Identify each line below containing the string "from" and copy it.
══ Dataset
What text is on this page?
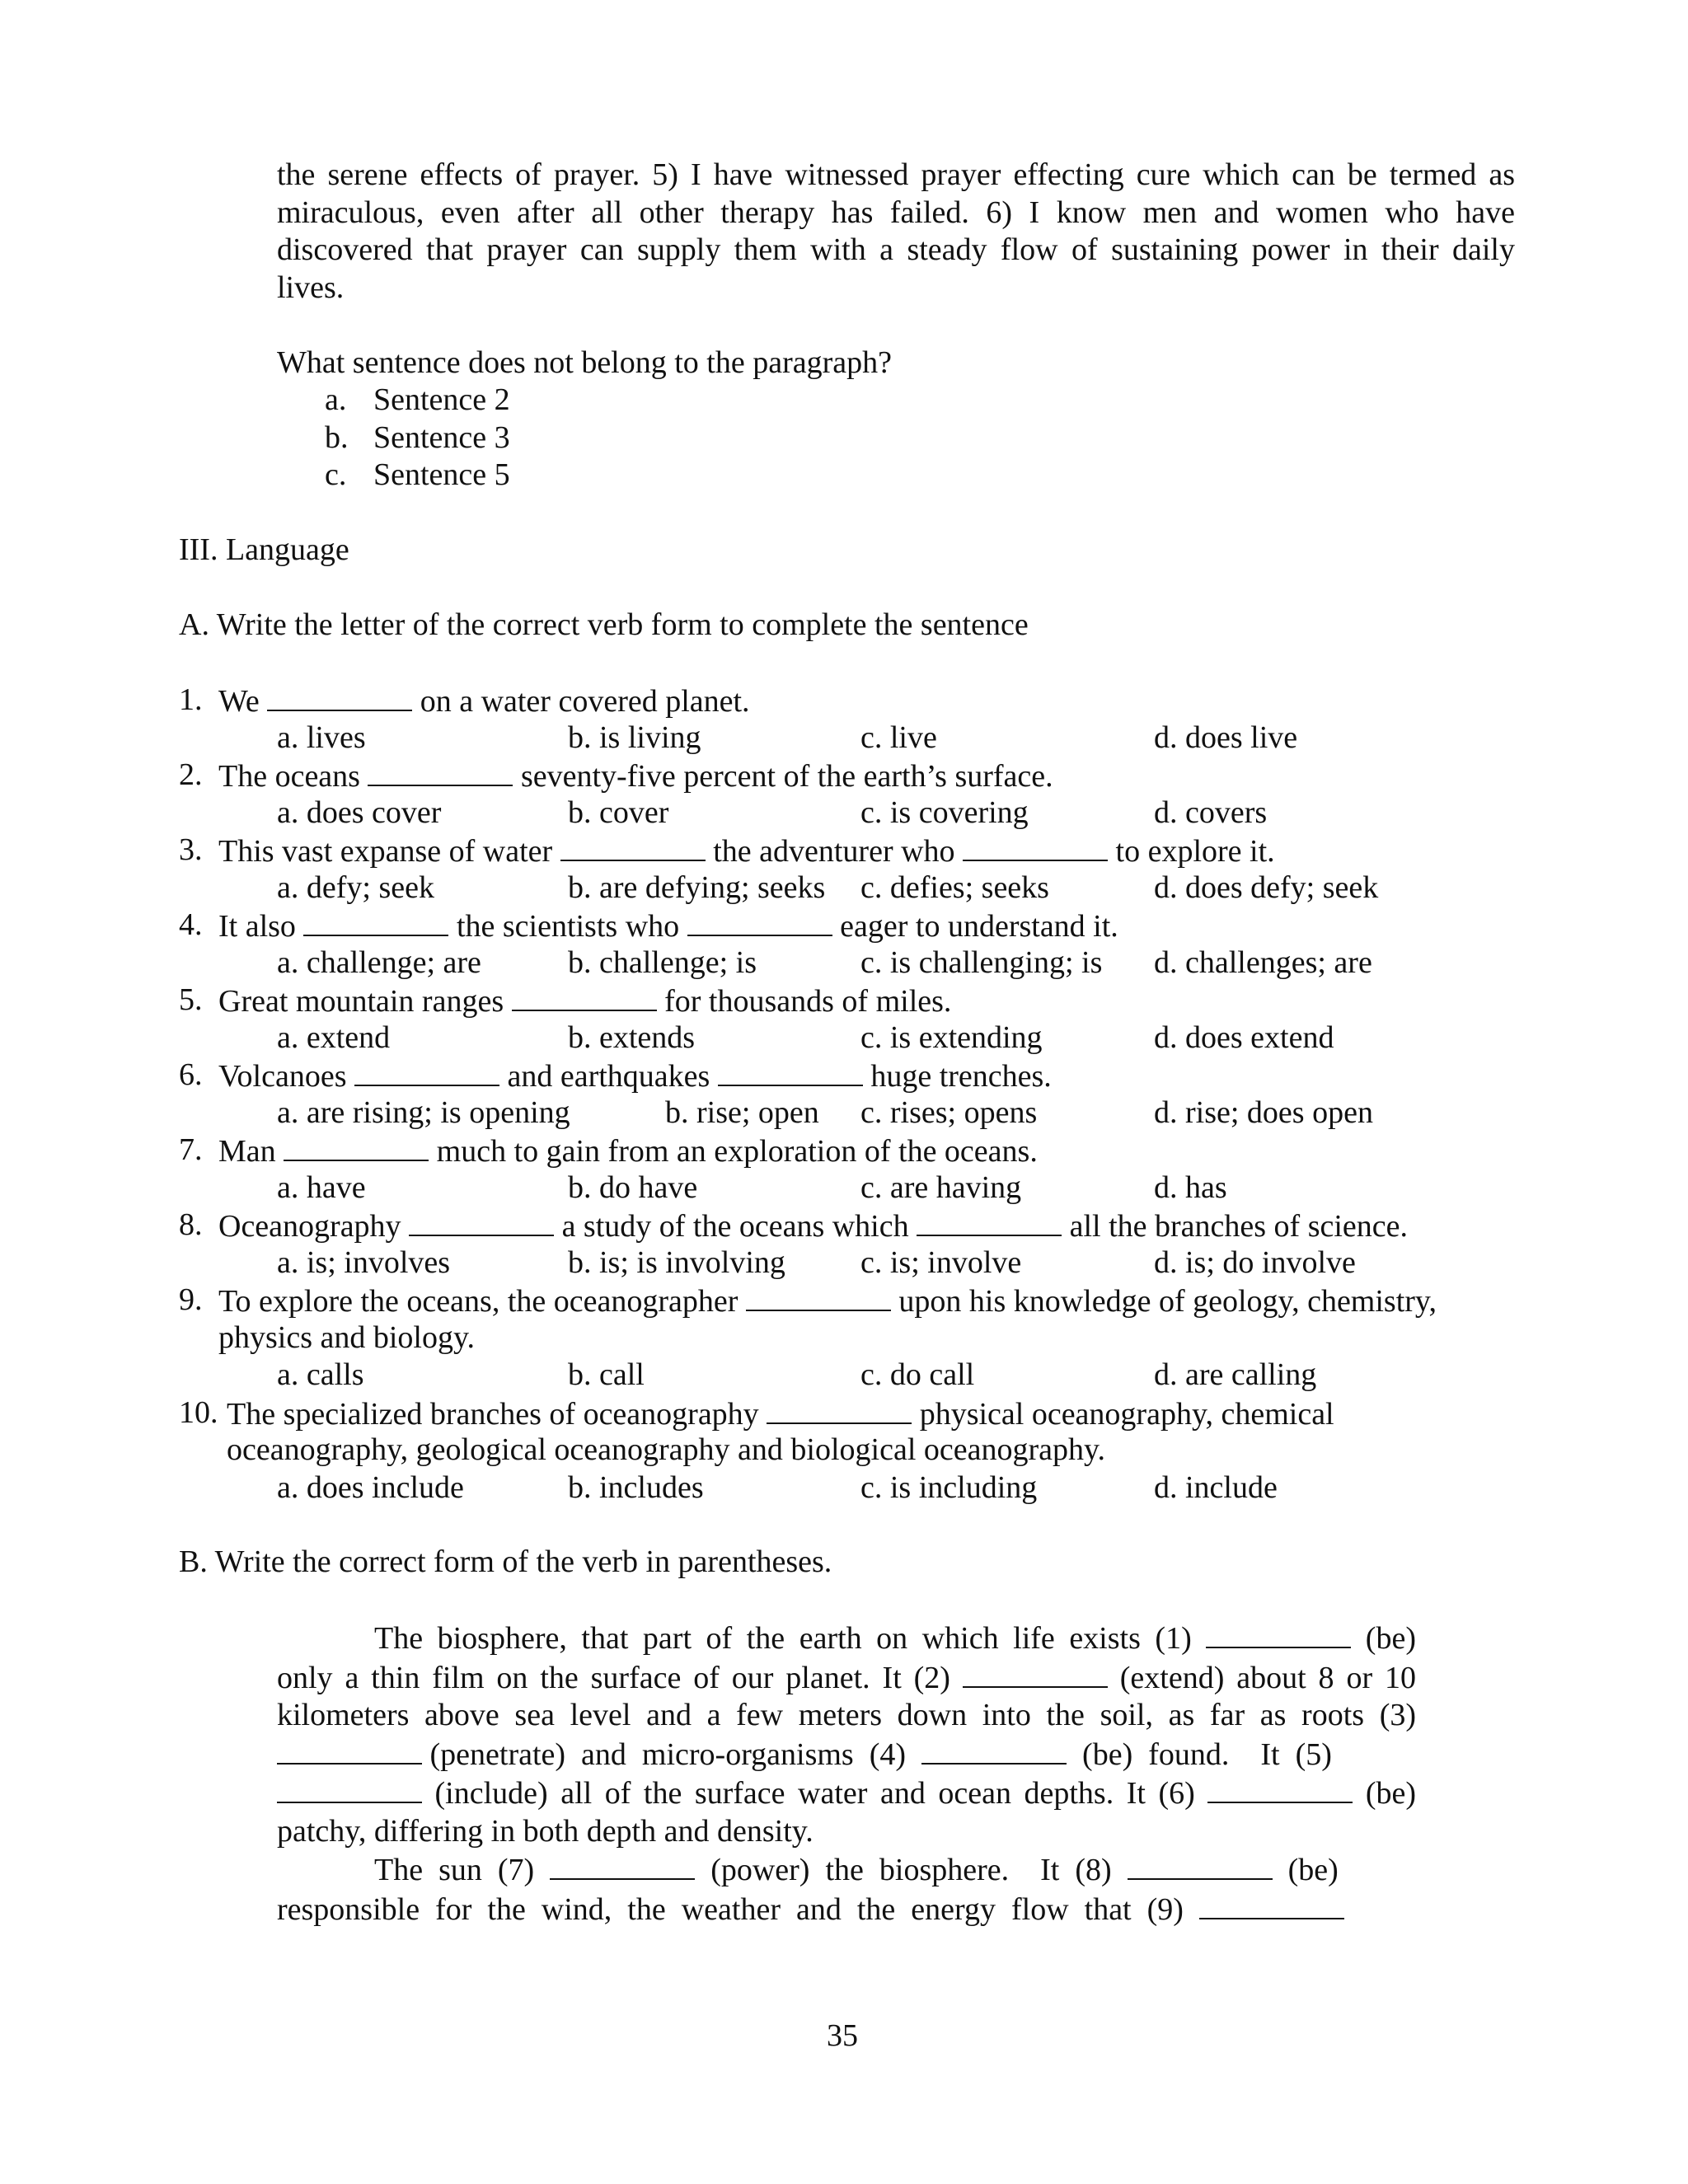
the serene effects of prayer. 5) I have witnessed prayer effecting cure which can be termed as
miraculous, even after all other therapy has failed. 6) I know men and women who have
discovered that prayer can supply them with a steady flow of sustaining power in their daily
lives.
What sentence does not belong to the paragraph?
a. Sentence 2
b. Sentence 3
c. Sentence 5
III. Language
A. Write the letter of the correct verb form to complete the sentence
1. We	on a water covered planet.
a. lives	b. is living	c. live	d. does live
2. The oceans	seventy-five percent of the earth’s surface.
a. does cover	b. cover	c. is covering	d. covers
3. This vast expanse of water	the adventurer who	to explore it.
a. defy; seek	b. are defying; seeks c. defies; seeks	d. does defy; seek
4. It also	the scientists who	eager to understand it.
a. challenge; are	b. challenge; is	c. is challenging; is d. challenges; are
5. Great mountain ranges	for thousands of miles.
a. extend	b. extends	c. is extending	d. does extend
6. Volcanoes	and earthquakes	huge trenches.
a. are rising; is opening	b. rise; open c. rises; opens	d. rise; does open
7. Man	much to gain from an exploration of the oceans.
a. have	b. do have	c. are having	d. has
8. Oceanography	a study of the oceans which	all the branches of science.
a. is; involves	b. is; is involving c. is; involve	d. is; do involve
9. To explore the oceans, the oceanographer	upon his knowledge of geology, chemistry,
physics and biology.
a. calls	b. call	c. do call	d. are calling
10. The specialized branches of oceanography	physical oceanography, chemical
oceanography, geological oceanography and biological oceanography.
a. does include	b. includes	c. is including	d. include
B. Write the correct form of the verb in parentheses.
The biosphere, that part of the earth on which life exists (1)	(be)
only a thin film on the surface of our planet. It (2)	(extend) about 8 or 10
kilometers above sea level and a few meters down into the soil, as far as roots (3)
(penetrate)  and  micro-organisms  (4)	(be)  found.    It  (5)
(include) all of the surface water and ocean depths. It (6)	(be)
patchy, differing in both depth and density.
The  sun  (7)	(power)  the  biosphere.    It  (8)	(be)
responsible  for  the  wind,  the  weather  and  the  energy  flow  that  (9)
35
════
══ Dataset
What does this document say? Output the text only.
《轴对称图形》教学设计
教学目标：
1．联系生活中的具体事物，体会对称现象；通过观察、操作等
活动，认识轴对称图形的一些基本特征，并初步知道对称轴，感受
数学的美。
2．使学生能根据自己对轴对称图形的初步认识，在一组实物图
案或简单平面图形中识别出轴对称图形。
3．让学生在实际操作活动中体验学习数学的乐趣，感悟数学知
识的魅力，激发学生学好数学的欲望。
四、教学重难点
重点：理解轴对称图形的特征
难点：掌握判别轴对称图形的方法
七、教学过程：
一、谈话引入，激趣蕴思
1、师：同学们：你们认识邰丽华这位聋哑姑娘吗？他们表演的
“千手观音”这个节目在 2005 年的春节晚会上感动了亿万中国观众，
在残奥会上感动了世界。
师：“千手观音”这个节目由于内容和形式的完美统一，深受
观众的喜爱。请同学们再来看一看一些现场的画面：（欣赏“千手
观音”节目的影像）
════
══ Dataset
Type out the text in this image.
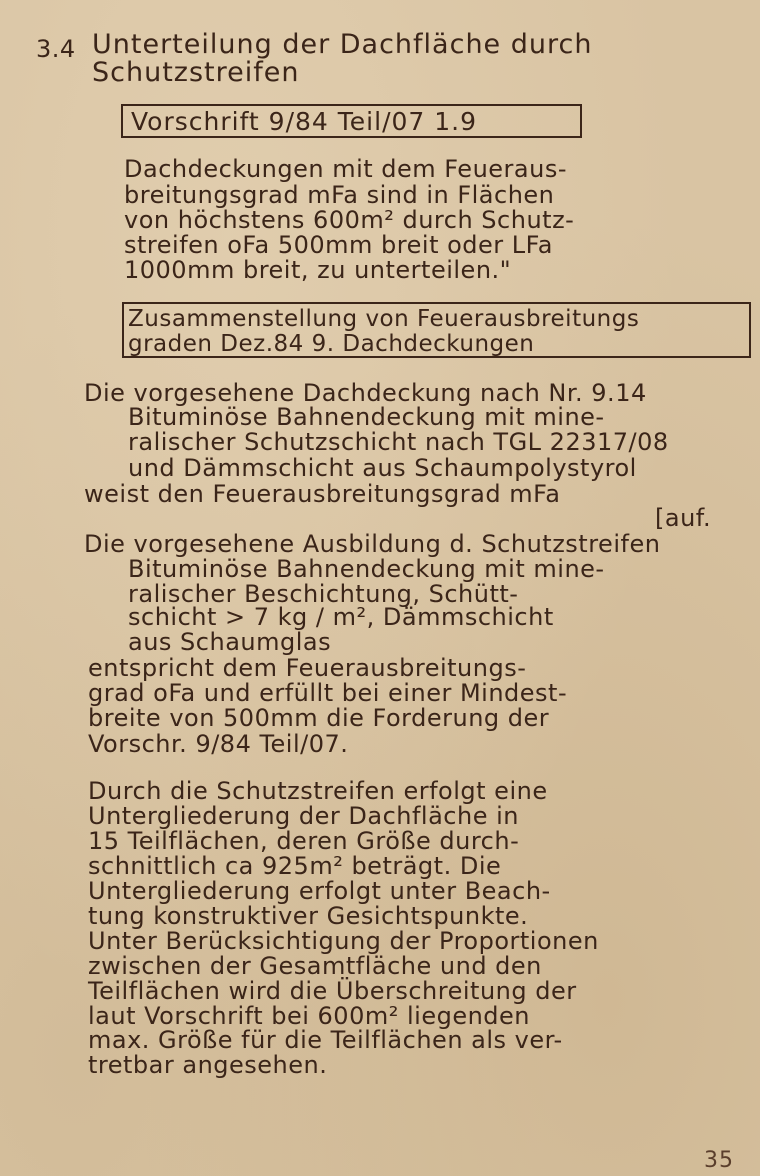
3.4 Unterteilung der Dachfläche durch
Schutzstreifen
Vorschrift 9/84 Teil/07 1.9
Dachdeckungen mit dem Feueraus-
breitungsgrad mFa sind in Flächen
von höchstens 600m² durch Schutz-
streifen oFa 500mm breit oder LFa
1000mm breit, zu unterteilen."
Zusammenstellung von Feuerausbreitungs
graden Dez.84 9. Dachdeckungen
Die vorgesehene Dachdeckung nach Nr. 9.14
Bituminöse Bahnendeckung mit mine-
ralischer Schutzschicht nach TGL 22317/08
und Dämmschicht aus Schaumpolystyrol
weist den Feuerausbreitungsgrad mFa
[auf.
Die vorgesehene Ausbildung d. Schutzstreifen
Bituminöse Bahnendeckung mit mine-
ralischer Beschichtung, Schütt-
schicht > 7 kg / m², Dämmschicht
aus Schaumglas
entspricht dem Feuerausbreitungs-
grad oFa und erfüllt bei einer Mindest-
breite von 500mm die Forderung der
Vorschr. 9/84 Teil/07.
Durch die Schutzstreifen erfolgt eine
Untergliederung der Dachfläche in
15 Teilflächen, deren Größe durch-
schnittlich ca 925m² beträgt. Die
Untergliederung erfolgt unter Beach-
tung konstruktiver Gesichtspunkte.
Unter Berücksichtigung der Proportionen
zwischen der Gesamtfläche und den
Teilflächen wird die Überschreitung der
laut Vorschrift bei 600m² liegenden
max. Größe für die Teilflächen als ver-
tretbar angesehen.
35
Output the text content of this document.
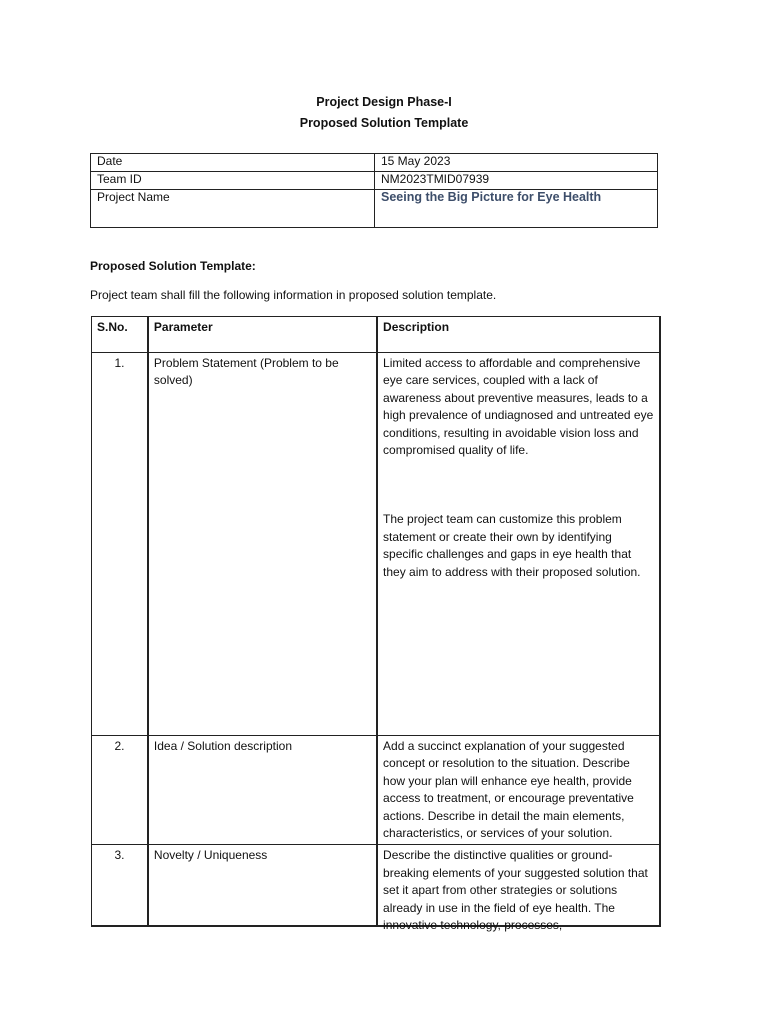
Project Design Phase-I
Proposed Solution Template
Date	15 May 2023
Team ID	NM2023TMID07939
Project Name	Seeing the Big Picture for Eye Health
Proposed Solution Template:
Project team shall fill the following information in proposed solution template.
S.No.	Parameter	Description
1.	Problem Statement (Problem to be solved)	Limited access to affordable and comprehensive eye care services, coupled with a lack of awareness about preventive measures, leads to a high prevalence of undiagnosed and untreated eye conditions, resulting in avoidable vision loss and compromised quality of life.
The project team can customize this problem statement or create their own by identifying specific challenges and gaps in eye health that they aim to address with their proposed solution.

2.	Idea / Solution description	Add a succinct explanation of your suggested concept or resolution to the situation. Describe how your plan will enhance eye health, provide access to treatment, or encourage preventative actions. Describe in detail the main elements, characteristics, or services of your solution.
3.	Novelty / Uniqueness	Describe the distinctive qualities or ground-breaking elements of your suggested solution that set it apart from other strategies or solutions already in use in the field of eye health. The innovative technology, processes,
════
Solution for this exercise:
7. Man	much to gain from an exploration of the oceans.
3.	Novelty / Uniqueness	Describe the distinctive qualities or ground-breaking elements of your suggested solution that set it apart from other strategies or solutions already in use in the field of eye health. The innovative technology, processes,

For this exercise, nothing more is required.